Exercise objective: Exactly as they appear, output all of the entries.

=-=-=-=-=

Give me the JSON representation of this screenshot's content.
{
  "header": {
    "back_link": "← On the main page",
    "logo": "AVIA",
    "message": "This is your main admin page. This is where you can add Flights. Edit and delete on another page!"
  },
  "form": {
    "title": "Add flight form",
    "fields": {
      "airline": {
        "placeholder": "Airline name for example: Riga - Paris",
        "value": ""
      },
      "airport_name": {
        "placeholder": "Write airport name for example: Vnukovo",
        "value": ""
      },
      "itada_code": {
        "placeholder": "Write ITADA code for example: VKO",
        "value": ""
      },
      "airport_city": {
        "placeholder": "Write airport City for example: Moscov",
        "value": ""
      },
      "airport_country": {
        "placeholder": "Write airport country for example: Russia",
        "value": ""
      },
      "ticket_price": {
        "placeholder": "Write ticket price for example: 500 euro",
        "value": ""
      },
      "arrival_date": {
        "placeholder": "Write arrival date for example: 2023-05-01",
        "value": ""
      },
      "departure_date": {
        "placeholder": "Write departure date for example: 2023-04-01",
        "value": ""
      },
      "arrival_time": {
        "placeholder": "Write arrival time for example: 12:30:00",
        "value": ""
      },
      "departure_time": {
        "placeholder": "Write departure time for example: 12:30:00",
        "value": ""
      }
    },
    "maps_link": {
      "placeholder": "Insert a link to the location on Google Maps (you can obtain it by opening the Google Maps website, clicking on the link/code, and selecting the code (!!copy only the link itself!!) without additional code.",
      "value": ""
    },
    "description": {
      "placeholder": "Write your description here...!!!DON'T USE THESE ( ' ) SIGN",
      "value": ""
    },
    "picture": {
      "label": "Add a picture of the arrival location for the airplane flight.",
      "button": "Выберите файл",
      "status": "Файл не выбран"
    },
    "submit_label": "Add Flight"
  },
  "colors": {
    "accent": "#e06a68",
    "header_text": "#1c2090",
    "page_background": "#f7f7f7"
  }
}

=-=-=-=-=

Task solution:
Give me the JSON representation of this screenshot's content.
{
  "header": {
    "back_link": "← On the main page",
    "logo": "AVIA",
    "message": "This is your main admin page. This is where you can add Flights. Edit and delete on another page!"
  },
  "form": {
    "title": "Add flight form",
    "fields": {
      "airline": {
        "placeholder": "Airline name for example: Riga - Paris",
        "value": ""
      },
      "airport_name": {
        "placeholder": "Write airport name for example: Vnukovo",
        "value": ""
      },
      "itada_code": {
        "placeholder": "Write ITADA code for example: VKO",
        "value": ""
      },
      "airport_city": {
        "placeholder": "Write airport City for example: Moscov",
        "value": ""
      },
      "airport_country": {
        "placeholder": "Write airport country for example: Russia",
        "value": ""
      },
      "ticket_price": {
        "placeholder": "Write ticket price for example: 500 euro",
        "value": ""
      },
      "arrival_date": {
        "placeholder": "Write arrival date for example: 2023-05-01",
        "value": ""
      },
      "departure_date": {
        "placeholder": "Write departure date for example: 2023-04-01",
        "value": ""
      },
      "arrival_time": {
        "placeholder": "Write arrival time for example: 12:30:00",
        "value": ""
      },
      "departure_time": {
        "placeholder": "Write departure time for example: 12:30:00",
        "value": ""
      }
    },
    "maps_link": {
      "placeholder": "Insert a link to the location on Google Maps (you can obtain it by opening the Google Maps website, clicking on the link/code, and selecting the code (!!copy only the link itself!!) without additional code.",
      "value": ""
    },
    "description": {
      "placeholder": "Write your description here...!!!DON'T USE THESE ( ' ) SIGN",
      "value": ""
    },
    "picture": {
      "label": "Add a picture of the arrival location for the airplane flight.",
      "button": "Выберите файл",
      "status": "Файл не выбран"
    },
    "submit_label": "Add Flight"
  },
  "colors": {
    "accent": "#e06a68",
    "header_text": "#1c2090",
    "page_background": "#f7f7f7"
  }
}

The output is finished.